== BRIEF ==
In the passage on the Suffragettes debate below, what reason do some give for the passing of the 1918 Act?

== PASSAGE SHOWN ==
--

A Question open to Debate

 

Yes!!!       No!!!

 

Historians disagree about whether or not the Suffragettes helped the cause of women’s suffrage:

Such violence led to a mixed reaction.  Of course, it gained publicity.  Newspapers were able to provide the public with long reports and some photographs.  Suffragettes were pleased that ‘The Cause’ was being brought to everyone’s notice.  The reaction of the public, however, was mixed.  Some felt that women were justified in going to such lengths.  Many other believed that violence was totally wrong as a means of gaining an object. 

John Ray, The Place of Women (Nelson Studies in Modern History, 1971).
A school textbook from the 1970s.

   

It is debatable how much effect the suffragette movement had on bringing about changes in voting laws.  Some believe the movement’s militancy made the Government more intransigent.  Others say the 1918 Act was passed as a reward for women’s efforts during the war rather than anything the suffragettes did.  There is no doubt, however, that the suffragettes raised the profile of the issue of women’s votes to that of national consideration. 

The Women's Suffrage Movement.
from a website.

   

YES!!!

At first, many newspapers openly supported the Suffragettes’ actions:

By what means, but screaming, knocking, and rioting, did men themselves ever gain what they were pleased to call their rights? 

Daily Mirror, 24 October 1906.
The Daily News said: ‘No class has ever got the vote except at the risk of something like revolution’.

   

Millicent Fawcett – one of the traditional, moderate ‘suffragists’ – was also supportive:

I hope the more old-fashioned suffragists will stand by them.  In my opinion, far from having injured the movement, [the Suffragettes] have done more during the last 12 months to bring it within the region of practical politics than we have been able to accomplish in the same number of years.

--

== Structured page parsing data ==

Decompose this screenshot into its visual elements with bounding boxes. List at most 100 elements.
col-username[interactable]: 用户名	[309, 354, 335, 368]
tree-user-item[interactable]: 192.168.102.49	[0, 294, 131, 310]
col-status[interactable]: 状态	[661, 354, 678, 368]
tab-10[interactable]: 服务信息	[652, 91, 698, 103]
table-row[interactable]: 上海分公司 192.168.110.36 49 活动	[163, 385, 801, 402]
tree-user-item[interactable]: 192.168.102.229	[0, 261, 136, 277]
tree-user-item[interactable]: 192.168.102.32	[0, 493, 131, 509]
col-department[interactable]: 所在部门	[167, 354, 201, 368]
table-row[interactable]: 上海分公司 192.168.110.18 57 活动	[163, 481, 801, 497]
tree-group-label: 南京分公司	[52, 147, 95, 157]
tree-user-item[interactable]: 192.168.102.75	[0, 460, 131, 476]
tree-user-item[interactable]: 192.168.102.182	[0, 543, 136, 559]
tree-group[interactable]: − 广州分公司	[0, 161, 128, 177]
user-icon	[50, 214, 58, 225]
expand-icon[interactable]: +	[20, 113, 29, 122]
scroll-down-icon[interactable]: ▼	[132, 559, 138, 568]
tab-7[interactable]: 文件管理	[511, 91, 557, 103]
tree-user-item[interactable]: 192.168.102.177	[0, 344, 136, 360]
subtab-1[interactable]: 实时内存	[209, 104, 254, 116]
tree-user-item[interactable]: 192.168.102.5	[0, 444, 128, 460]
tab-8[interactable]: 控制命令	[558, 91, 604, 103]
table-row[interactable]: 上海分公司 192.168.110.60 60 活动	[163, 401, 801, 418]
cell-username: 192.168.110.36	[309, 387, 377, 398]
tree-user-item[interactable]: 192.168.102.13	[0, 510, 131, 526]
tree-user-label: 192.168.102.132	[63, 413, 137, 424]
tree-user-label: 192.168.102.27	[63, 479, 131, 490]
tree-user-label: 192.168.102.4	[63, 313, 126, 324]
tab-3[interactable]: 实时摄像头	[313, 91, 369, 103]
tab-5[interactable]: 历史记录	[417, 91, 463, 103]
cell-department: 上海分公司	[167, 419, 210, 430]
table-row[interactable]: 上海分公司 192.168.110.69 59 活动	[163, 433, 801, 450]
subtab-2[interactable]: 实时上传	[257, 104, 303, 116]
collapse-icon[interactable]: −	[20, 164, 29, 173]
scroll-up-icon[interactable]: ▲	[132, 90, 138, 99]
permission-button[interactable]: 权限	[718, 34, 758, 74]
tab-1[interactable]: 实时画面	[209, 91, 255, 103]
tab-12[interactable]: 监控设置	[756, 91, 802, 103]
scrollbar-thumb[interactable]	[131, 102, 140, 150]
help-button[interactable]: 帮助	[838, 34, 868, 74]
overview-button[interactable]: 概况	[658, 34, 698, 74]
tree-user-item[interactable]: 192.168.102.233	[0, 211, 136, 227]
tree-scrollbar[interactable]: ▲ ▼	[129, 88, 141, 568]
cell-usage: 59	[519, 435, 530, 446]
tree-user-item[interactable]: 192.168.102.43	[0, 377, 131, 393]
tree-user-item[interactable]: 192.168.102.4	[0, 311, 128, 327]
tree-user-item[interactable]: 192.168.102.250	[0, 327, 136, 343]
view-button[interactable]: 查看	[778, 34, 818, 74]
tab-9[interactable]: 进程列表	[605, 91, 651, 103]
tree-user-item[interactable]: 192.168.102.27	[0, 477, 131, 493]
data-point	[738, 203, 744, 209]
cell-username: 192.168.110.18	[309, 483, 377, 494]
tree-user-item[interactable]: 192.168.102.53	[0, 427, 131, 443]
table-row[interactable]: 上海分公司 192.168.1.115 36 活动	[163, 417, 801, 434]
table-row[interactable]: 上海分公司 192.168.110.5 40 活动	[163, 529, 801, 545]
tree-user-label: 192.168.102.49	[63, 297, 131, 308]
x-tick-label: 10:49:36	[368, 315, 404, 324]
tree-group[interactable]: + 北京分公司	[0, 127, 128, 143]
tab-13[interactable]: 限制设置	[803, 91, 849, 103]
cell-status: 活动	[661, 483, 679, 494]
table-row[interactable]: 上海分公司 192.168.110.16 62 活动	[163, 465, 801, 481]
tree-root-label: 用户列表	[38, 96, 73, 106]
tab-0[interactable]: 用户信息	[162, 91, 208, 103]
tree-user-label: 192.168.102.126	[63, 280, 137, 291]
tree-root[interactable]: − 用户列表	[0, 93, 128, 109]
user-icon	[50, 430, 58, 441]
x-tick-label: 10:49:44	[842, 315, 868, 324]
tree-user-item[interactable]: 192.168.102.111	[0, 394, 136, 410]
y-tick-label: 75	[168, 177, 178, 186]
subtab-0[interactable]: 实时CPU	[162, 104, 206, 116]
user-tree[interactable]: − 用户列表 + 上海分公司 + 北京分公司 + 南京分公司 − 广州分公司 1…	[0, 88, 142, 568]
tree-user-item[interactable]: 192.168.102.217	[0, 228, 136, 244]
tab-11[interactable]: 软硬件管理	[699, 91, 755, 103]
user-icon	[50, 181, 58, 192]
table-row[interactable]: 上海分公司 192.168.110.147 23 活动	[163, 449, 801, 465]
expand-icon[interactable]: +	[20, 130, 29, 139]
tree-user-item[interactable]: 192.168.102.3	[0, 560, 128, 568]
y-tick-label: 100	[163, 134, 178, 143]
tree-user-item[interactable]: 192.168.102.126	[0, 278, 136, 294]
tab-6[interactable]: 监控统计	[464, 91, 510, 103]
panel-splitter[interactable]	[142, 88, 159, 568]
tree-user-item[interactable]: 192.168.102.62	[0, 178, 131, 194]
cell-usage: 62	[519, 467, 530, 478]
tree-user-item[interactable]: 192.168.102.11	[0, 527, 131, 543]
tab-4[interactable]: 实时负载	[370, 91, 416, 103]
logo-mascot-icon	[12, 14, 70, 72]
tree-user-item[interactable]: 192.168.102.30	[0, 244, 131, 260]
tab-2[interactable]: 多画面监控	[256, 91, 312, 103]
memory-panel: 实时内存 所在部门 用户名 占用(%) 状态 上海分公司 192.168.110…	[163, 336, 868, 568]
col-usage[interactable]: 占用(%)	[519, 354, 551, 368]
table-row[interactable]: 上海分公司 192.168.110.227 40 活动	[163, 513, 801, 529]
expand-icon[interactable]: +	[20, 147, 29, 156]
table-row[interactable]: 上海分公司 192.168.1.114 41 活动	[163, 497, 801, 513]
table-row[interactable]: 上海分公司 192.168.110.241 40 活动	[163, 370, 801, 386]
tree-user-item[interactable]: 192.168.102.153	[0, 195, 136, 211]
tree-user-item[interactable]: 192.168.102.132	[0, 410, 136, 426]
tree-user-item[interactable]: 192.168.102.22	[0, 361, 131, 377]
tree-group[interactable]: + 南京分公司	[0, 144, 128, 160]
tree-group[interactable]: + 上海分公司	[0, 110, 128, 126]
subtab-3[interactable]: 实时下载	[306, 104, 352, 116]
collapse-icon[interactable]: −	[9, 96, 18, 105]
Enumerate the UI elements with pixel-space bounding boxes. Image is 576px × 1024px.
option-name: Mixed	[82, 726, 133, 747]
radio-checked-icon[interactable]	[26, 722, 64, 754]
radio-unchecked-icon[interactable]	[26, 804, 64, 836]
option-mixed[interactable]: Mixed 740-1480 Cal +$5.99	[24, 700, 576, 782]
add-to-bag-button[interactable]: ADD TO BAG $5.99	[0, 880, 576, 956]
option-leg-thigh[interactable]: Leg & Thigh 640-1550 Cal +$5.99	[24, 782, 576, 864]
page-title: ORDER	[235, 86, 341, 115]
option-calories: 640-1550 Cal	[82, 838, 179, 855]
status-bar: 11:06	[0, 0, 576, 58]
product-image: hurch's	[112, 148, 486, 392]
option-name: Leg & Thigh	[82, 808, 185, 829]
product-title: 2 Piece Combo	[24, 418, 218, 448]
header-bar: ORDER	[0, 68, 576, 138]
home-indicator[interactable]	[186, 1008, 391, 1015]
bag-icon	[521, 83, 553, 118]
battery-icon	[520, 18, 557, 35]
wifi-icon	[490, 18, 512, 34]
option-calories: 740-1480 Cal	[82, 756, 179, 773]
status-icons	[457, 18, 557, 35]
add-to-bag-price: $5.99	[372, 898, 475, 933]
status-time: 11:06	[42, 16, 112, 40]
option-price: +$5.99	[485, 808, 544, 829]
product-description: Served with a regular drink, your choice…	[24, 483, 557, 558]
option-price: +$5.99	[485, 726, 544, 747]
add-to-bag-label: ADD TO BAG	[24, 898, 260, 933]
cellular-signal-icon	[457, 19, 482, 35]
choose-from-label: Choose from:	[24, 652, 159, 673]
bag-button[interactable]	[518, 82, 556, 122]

--

== RESULT OF THIS TASK ==
Some say it was passed as a reward for women's efforts during the war rather than because of anything the suffragettes did.